__Required work__. Once the pictures are set aside, transcribe the remaining data exactly.

__Data shown__.
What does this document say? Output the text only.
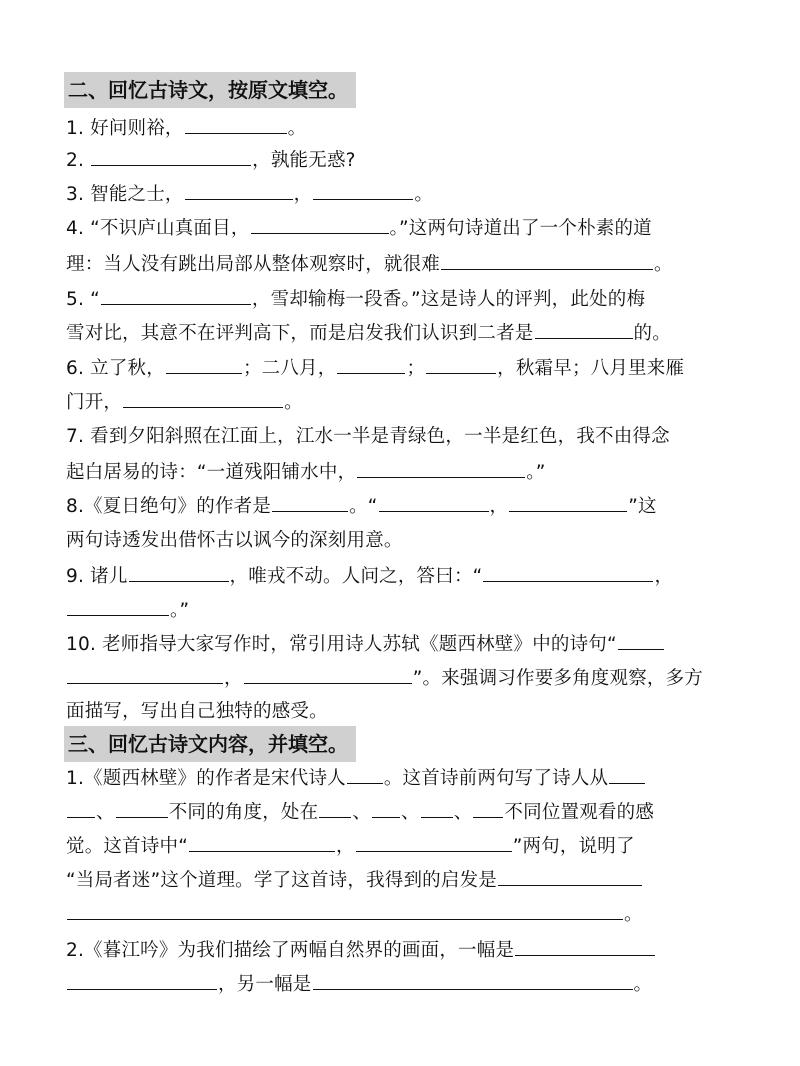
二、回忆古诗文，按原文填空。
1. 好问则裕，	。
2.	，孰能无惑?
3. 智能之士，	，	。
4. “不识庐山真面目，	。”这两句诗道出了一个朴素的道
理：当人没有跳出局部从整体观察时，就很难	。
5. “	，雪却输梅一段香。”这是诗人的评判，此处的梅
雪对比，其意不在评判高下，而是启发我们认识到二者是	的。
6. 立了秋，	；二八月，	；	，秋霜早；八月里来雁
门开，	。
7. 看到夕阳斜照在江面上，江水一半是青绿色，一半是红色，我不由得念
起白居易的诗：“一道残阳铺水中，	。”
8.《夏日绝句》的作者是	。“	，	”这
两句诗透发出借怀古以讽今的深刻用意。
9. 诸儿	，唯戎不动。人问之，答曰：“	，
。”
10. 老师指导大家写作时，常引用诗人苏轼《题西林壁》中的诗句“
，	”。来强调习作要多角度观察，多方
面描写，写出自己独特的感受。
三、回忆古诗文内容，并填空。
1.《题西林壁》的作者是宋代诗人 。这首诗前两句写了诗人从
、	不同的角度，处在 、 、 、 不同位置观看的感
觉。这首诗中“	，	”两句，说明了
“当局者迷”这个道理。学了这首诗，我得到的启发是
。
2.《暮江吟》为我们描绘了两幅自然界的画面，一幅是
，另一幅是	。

__Finished answer__.
What does this document say? Output the text only.
二、回忆古诗文，按原文填空。
1. 好问则裕，	。
2.	，孰能无惑?
3. 智能之士，	，	。
4. “不识庐山真面目，	。”这两句诗道出了一个朴素的道
理：当人没有跳出局部从整体观察时，就很难	。
5. “	，雪却输梅一段香。”这是诗人的评判，此处的梅
雪对比，其意不在评判高下，而是启发我们认识到二者是	的。
6. 立了秋，	；二八月，	；	，秋霜早；八月里来雁
门开，	。
7. 看到夕阳斜照在江面上，江水一半是青绿色，一半是红色，我不由得念
起白居易的诗：“一道残阳铺水中，	。”
8.《夏日绝句》的作者是	。“	，	”这
两句诗透发出借怀古以讽今的深刻用意。
9. 诸儿	，唯戎不动。人问之，答曰：“	，
。”
10. 老师指导大家写作时，常引用诗人苏轼《题西林壁》中的诗句“
，	”。来强调习作要多角度观察，多方
面描写，写出自己独特的感受。
三、回忆古诗文内容，并填空。
1.《题西林壁》的作者是宋代诗人 。这首诗前两句写了诗人从
、	不同的角度，处在 、 、 、 不同位置观看的感
觉。这首诗中“	，	”两句，说明了
“当局者迷”这个道理。学了这首诗，我得到的启发是
。
2.《暮江吟》为我们描绘了两幅自然界的画面，一幅是
，另一幅是	。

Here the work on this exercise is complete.